Search the listing below for the string "this" and copy every line where it occurs.

___ Data supplied ___

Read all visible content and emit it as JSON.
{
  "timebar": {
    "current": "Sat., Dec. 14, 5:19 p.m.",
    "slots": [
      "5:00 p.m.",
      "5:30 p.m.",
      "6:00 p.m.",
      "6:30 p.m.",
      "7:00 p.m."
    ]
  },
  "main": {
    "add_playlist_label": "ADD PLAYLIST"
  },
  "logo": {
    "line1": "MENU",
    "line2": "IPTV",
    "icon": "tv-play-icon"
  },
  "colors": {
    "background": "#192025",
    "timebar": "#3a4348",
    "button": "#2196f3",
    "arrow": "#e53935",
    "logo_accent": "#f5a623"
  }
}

___
___ Data supplied ___

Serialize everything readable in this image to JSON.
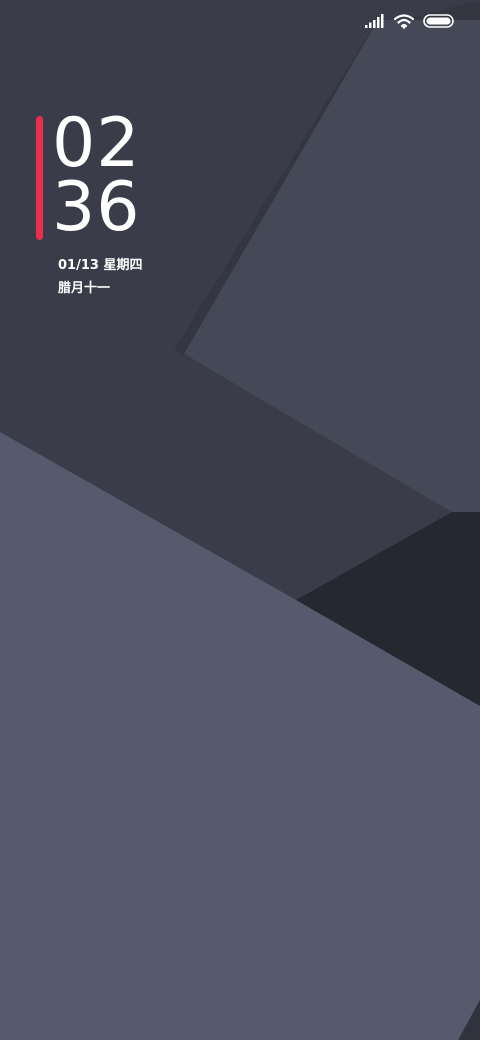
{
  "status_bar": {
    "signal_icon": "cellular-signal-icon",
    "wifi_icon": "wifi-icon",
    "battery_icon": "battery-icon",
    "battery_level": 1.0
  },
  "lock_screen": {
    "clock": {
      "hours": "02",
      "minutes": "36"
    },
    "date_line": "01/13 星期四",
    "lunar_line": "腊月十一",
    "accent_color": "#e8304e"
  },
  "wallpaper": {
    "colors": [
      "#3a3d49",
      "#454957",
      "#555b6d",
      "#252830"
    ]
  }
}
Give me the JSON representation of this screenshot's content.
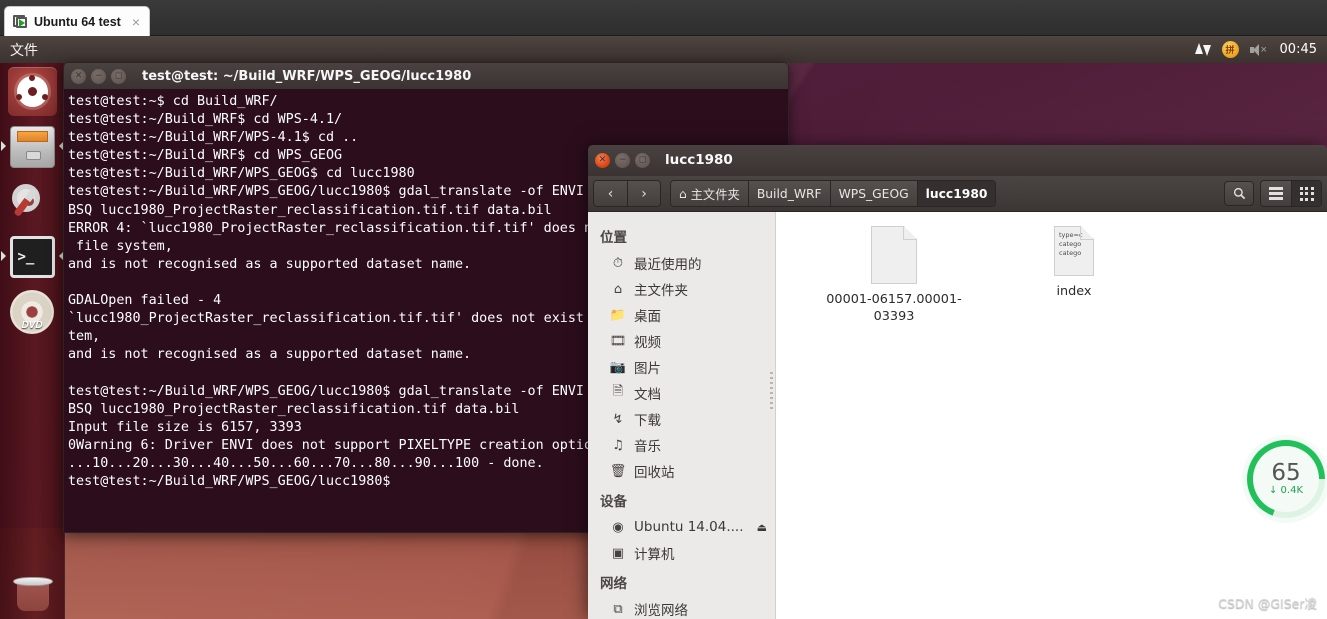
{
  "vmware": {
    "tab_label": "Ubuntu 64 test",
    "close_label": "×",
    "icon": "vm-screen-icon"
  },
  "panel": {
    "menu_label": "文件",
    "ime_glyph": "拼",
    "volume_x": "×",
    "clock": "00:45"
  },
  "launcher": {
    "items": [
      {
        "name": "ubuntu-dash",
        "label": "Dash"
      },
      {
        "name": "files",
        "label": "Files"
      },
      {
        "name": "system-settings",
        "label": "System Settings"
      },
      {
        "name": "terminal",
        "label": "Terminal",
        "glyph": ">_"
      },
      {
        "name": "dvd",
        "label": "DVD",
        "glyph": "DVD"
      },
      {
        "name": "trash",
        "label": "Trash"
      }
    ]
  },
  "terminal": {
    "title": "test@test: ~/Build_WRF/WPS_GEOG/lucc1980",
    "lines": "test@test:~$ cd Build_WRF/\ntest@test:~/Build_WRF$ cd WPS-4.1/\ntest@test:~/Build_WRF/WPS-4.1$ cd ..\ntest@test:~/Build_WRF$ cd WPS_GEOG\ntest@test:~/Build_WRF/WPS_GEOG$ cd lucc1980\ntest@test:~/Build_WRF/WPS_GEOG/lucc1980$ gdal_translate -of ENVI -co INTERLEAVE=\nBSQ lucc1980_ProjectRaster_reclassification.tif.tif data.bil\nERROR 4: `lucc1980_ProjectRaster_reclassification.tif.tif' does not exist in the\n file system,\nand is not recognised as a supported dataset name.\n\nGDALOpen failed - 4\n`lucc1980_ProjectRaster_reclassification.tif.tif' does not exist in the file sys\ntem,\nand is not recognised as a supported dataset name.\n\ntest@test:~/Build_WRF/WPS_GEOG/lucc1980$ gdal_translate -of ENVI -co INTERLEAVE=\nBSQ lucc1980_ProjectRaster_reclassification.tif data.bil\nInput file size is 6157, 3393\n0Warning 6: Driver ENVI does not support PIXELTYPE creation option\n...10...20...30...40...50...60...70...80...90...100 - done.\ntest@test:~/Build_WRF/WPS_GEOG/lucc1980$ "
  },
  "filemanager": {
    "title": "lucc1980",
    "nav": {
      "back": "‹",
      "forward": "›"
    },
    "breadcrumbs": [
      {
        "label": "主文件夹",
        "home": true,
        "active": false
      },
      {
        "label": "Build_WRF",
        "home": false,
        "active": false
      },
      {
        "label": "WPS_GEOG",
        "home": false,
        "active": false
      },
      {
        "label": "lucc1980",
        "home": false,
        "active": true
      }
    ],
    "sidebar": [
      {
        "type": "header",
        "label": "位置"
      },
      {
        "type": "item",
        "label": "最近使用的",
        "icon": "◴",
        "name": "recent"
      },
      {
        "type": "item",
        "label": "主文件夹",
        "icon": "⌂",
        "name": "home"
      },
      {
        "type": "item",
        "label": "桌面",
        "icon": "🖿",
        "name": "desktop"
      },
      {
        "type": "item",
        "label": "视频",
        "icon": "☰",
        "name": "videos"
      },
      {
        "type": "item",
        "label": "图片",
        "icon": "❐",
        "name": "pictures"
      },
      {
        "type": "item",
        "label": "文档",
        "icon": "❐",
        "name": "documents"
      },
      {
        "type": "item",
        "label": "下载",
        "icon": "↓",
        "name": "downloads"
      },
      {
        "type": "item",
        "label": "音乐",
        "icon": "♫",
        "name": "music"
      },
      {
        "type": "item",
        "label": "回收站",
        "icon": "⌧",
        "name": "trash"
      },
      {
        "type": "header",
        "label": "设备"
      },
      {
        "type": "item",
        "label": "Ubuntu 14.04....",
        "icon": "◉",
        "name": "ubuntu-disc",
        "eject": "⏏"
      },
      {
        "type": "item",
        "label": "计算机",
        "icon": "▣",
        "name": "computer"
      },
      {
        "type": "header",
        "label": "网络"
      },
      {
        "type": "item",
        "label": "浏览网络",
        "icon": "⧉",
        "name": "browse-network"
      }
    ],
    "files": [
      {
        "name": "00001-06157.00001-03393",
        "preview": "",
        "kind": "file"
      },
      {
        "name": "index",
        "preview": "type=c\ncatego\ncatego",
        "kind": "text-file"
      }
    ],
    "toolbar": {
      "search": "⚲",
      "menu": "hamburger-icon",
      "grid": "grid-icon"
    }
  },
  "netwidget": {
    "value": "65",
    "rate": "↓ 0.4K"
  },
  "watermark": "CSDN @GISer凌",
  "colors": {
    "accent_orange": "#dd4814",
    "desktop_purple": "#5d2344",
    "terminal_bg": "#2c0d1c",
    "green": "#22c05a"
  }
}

___

Reply:
Serialize everything readable in this image to JSON.
Give me the JSON representation of this screenshot's content.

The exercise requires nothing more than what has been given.